*DIRECTIONS FOR THIS TASK*: Extract every line below, verbatim.

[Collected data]
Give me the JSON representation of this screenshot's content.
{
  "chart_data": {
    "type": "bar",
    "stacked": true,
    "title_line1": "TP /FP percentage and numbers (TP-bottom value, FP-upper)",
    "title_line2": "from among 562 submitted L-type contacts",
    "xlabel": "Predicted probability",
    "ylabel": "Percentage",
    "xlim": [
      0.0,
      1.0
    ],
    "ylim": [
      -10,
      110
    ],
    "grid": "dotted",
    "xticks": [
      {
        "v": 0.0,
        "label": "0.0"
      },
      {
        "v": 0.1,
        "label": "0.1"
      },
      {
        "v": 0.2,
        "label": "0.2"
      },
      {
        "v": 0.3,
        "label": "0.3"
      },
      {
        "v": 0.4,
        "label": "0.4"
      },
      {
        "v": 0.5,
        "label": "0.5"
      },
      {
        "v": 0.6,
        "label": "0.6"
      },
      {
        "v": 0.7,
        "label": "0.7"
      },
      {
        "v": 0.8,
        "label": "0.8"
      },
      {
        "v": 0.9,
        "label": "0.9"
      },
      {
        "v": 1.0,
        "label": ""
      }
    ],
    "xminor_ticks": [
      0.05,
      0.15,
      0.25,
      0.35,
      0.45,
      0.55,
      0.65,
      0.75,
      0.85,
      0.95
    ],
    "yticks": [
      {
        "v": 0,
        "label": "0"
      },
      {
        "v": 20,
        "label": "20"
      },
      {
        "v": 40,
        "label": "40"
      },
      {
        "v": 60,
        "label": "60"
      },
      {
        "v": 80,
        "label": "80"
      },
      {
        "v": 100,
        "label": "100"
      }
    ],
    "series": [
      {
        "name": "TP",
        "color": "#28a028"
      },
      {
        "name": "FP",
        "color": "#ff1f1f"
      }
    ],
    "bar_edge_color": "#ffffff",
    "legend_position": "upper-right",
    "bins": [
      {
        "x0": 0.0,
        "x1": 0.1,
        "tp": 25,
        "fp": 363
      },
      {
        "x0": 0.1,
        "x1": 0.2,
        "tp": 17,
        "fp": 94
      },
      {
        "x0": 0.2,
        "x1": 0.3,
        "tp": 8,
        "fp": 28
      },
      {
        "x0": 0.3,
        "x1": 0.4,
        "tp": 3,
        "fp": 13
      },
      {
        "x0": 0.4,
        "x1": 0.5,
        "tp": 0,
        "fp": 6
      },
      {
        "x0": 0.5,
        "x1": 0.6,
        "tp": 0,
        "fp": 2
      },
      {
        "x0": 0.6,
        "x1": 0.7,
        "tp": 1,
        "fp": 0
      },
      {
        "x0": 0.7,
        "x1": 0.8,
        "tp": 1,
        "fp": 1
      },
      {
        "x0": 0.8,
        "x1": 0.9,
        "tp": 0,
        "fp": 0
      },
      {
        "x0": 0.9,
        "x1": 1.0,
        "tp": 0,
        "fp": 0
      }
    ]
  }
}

*SOLUTION TO THE PROBLEM*:
Give me the JSON representation of this screenshot's content.
{
  "chart_data": {
    "type": "bar",
    "stacked": true,
    "title_line1": "TP /FP percentage and numbers (TP-bottom value, FP-upper)",
    "title_line2": "from among 562 submitted L-type contacts",
    "xlabel": "Predicted probability",
    "ylabel": "Percentage",
    "xlim": [
      0.0,
      1.0
    ],
    "ylim": [
      -10,
      110
    ],
    "grid": "dotted",
    "xticks": [
      {
        "v": 0.0,
        "label": "0.0"
      },
      {
        "v": 0.1,
        "label": "0.1"
      },
      {
        "v": 0.2,
        "label": "0.2"
      },
      {
        "v": 0.3,
        "label": "0.3"
      },
      {
        "v": 0.4,
        "label": "0.4"
      },
      {
        "v": 0.5,
        "label": "0.5"
      },
      {
        "v": 0.6,
        "label": "0.6"
      },
      {
        "v": 0.7,
        "label": "0.7"
      },
      {
        "v": 0.8,
        "label": "0.8"
      },
      {
        "v": 0.9,
        "label": "0.9"
      },
      {
        "v": 1.0,
        "label": ""
      }
    ],
    "xminor_ticks": [
      0.05,
      0.15,
      0.25,
      0.35,
      0.45,
      0.55,
      0.65,
      0.75,
      0.85,
      0.95
    ],
    "yticks": [
      {
        "v": 0,
        "label": "0"
      },
      {
        "v": 20,
        "label": "20"
      },
      {
        "v": 40,
        "label": "40"
      },
      {
        "v": 60,
        "label": "60"
      },
      {
        "v": 80,
        "label": "80"
      },
      {
        "v": 100,
        "label": "100"
      }
    ],
    "series": [
      {
        "name": "TP",
        "color": "#28a028"
      },
      {
        "name": "FP",
        "color": "#ff1f1f"
      }
    ],
    "bar_edge_color": "#ffffff",
    "legend_position": "upper-right",
    "bins": [
      {
        "x0": 0.0,
        "x1": 0.1,
        "tp": 25,
        "fp": 363
      },
      {
        "x0": 0.1,
        "x1": 0.2,
        "tp": 17,
        "fp": 94
      },
      {
        "x0": 0.2,
        "x1": 0.3,
        "tp": 8,
        "fp": 28
      },
      {
        "x0": 0.3,
        "x1": 0.4,
        "tp": 3,
        "fp": 13
      },
      {
        "x0": 0.4,
        "x1": 0.5,
        "tp": 0,
        "fp": 6
      },
      {
        "x0": 0.5,
        "x1": 0.6,
        "tp": 0,
        "fp": 2
      },
      {
        "x0": 0.6,
        "x1": 0.7,
        "tp": 1,
        "fp": 0
      },
      {
        "x0": 0.7,
        "x1": 0.8,
        "tp": 1,
        "fp": 1
      },
      {
        "x0": 0.8,
        "x1": 0.9,
        "tp": 0,
        "fp": 0
      },
      {
        "x0": 0.9,
        "x1": 1.0,
        "tp": 0,
        "fp": 0
      }
    ]
  }
}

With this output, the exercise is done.